Read the listing below and copy out every line that holds "this".

Part of a data file
......

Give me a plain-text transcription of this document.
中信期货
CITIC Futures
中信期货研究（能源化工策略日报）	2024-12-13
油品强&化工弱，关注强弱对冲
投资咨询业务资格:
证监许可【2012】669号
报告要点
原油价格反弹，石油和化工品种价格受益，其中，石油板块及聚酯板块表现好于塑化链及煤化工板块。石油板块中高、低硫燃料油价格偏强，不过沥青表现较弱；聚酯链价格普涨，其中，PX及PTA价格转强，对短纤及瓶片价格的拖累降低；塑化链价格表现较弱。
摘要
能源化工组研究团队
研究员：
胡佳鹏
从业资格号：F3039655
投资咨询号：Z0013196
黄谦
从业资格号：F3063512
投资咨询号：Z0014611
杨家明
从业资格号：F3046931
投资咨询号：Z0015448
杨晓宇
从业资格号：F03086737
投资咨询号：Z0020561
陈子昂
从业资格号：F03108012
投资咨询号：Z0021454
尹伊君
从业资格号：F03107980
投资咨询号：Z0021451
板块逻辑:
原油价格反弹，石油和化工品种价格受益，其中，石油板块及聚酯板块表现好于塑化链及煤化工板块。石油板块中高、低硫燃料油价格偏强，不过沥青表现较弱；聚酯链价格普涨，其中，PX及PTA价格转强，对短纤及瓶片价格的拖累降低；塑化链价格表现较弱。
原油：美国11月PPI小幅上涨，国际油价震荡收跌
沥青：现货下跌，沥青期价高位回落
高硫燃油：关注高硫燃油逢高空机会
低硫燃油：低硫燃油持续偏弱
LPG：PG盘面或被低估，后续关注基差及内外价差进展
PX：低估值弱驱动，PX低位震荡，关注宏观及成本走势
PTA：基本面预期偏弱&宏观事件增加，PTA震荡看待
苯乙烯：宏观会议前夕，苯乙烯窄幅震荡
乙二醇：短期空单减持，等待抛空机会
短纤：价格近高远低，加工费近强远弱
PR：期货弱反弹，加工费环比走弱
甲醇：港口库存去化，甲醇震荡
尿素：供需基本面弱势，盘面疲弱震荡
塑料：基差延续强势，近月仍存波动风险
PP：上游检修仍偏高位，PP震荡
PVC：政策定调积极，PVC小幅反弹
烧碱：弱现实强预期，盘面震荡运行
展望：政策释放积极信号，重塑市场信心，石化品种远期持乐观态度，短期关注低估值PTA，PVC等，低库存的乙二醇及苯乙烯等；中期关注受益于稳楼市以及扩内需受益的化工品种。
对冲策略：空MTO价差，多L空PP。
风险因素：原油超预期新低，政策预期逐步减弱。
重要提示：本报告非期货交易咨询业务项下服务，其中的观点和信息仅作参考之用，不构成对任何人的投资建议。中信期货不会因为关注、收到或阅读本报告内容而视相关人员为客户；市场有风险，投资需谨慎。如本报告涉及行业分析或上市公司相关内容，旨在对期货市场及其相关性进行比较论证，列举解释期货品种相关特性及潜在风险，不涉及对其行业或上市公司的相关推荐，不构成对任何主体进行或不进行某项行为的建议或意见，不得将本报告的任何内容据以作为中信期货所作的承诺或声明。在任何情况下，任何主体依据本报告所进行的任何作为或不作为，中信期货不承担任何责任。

......

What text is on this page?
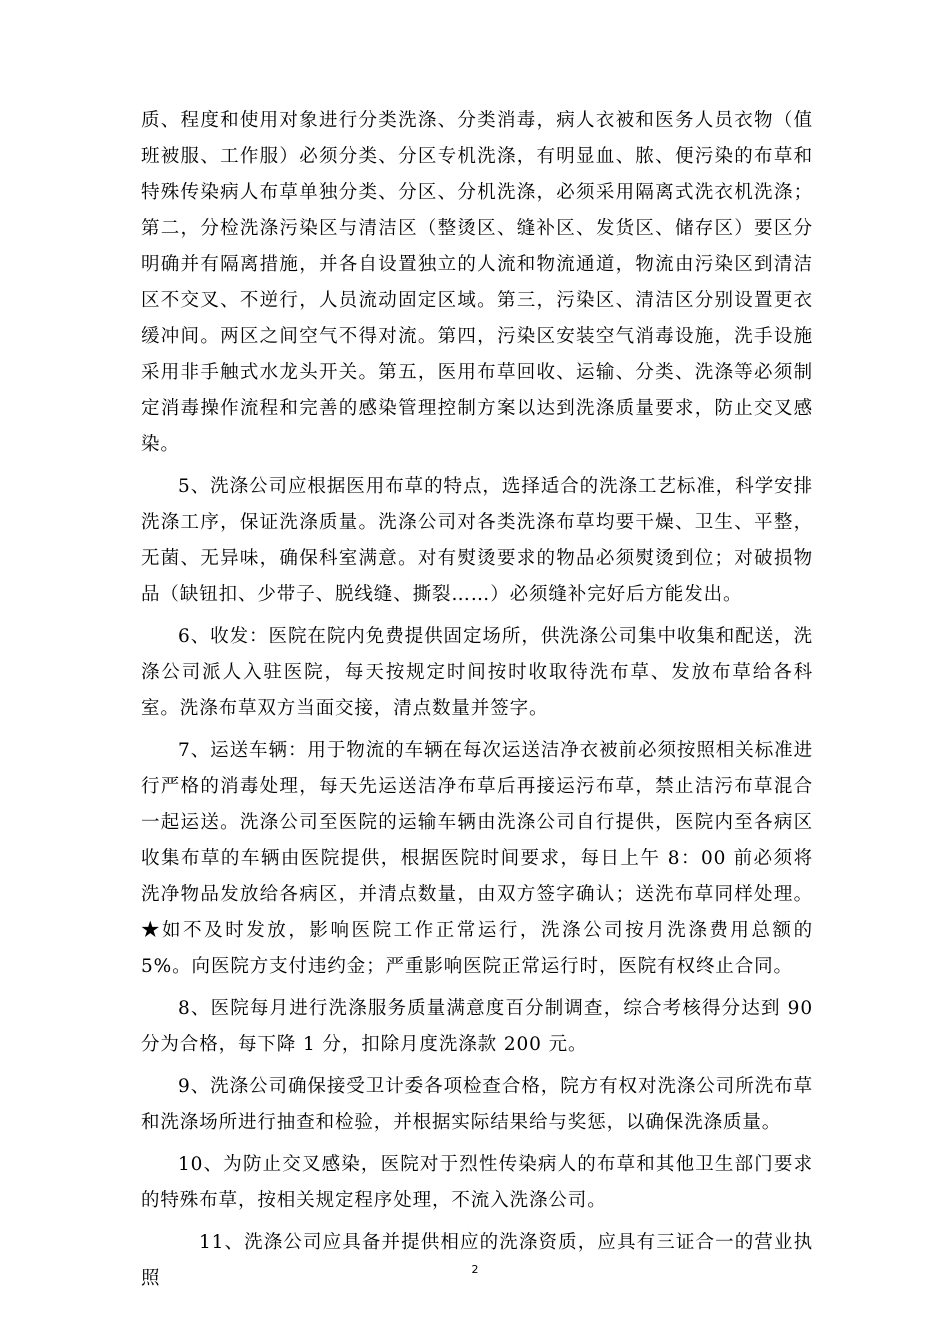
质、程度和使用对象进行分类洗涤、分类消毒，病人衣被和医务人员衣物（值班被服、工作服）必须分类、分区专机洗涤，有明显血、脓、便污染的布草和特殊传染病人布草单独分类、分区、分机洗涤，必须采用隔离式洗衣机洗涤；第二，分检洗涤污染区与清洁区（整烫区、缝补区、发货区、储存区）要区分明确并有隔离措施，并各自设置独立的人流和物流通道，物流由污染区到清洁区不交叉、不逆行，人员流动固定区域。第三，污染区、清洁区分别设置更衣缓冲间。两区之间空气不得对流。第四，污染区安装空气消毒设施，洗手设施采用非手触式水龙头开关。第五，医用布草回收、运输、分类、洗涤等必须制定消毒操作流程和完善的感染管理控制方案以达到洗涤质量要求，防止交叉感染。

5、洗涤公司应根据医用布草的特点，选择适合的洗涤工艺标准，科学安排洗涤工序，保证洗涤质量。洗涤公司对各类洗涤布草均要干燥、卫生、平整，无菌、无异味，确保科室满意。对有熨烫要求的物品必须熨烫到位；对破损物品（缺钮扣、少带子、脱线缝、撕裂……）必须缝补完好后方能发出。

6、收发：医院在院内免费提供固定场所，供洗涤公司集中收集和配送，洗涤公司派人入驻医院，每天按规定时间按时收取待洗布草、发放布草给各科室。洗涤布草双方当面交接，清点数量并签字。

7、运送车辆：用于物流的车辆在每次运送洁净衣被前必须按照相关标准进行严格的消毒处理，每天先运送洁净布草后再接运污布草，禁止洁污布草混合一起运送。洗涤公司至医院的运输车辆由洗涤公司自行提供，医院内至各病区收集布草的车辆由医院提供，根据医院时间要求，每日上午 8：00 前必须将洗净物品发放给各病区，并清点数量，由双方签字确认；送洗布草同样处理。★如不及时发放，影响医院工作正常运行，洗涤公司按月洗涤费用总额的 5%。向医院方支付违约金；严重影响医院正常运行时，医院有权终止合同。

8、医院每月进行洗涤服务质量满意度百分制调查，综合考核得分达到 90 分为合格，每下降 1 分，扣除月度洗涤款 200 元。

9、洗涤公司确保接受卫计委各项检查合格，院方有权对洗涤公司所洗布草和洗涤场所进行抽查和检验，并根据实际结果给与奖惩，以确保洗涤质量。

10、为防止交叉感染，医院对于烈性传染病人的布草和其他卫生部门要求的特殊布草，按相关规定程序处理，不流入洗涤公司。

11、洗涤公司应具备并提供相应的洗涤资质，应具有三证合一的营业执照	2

......

▸ Written solution:
Give me a plain-text transcription of this document.
What text is on this page?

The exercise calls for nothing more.